- _WORK INSTRUCTIONS_: In the lines below, how many hold the word "user"? Answer only with the number.

- _DATA FOR THE TASK_:
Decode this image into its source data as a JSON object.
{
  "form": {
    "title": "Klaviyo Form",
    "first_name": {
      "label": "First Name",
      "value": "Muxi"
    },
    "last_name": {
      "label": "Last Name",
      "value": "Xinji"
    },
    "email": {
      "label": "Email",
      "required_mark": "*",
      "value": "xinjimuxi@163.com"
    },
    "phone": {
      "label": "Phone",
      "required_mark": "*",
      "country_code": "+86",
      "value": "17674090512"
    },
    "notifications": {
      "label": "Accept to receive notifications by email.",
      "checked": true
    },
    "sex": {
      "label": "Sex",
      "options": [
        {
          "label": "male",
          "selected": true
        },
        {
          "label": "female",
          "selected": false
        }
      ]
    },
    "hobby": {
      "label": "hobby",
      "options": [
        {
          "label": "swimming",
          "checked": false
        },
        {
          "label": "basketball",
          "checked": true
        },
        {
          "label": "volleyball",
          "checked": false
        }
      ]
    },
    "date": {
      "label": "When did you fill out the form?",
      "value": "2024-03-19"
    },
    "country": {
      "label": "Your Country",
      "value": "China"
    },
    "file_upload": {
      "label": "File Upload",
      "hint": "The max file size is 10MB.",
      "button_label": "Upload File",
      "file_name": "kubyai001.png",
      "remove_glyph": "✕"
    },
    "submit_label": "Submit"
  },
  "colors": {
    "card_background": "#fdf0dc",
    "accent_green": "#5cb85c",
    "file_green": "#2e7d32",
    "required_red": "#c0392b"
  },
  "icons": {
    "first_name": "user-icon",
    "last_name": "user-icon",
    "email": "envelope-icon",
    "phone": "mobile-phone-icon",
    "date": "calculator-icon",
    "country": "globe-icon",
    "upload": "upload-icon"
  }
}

- _SOLUTION_: 2